• _Material provided_:
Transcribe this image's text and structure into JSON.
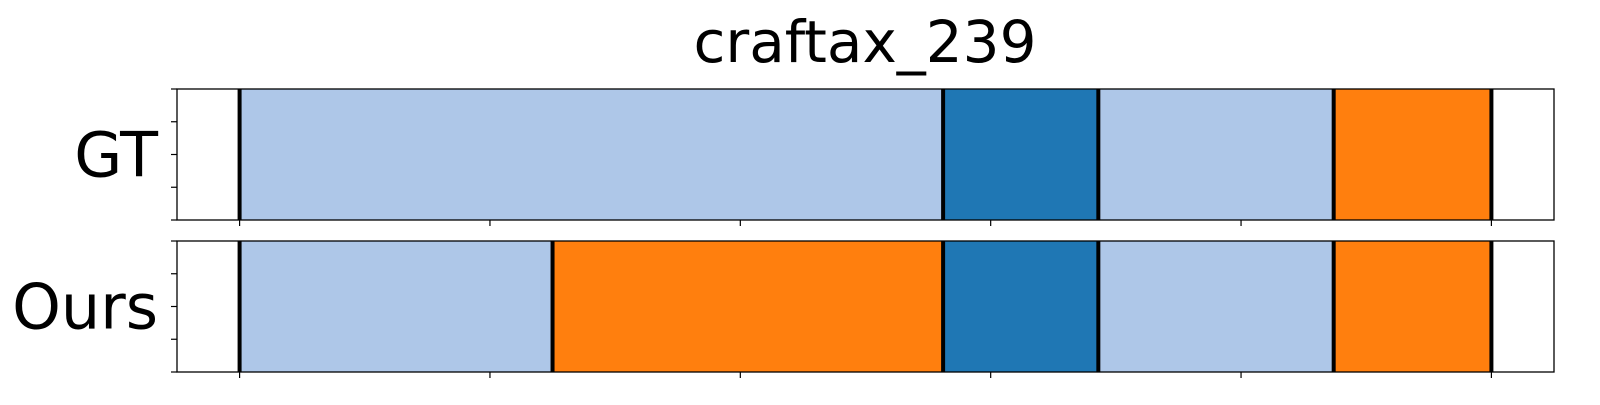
{
  "chart_data": {
    "type": "bar",
    "title": "craftax_239",
    "xlabel": "",
    "ylabel": "",
    "xlim": [
      -0.25,
      5.25
    ],
    "x_tick_count": 6,
    "y_tick_count": 5,
    "grid": false,
    "legend": "none",
    "rows": [
      {
        "label": "GT",
        "segments": [
          {
            "start": 0.0,
            "end": 2.81,
            "color": "#aec7e8"
          },
          {
            "start": 2.81,
            "end": 3.43,
            "color": "#1f77b4"
          },
          {
            "start": 3.43,
            "end": 4.37,
            "color": "#aec7e8"
          },
          {
            "start": 4.37,
            "end": 5.0,
            "color": "#ff7f0e"
          }
        ]
      },
      {
        "label": "Ours",
        "segments": [
          {
            "start": 0.0,
            "end": 1.25,
            "color": "#aec7e8"
          },
          {
            "start": 1.25,
            "end": 2.81,
            "color": "#ff7f0e"
          },
          {
            "start": 2.81,
            "end": 3.43,
            "color": "#1f77b4"
          },
          {
            "start": 3.43,
            "end": 4.37,
            "color": "#aec7e8"
          },
          {
            "start": 4.37,
            "end": 5.0,
            "color": "#ff7f0e"
          }
        ]
      }
    ]
  }
}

• _Written task_:
Repeat the lines above exactly, and keep every picture out.

• _Response to this exercise_:
Transcribe this image's text and structure into JSON.
{
  "chart_data": {
    "type": "bar",
    "title": "craftax_239",
    "xlabel": "",
    "ylabel": "",
    "xlim": [
      -0.25,
      5.25
    ],
    "x_tick_count": 6,
    "y_tick_count": 5,
    "grid": false,
    "legend": "none",
    "rows": [
      {
        "label": "GT",
        "segments": [
          {
            "start": 0.0,
            "end": 2.81,
            "color": "#aec7e8"
          },
          {
            "start": 2.81,
            "end": 3.43,
            "color": "#1f77b4"
          },
          {
            "start": 3.43,
            "end": 4.37,
            "color": "#aec7e8"
          },
          {
            "start": 4.37,
            "end": 5.0,
            "color": "#ff7f0e"
          }
        ]
      },
      {
        "label": "Ours",
        "segments": [
          {
            "start": 0.0,
            "end": 1.25,
            "color": "#aec7e8"
          },
          {
            "start": 1.25,
            "end": 2.81,
            "color": "#ff7f0e"
          },
          {
            "start": 2.81,
            "end": 3.43,
            "color": "#1f77b4"
          },
          {
            "start": 3.43,
            "end": 4.37,
            "color": "#aec7e8"
          },
          {
            "start": 4.37,
            "end": 5.0,
            "color": "#ff7f0e"
          }
        ]
      }
    ]
  }
}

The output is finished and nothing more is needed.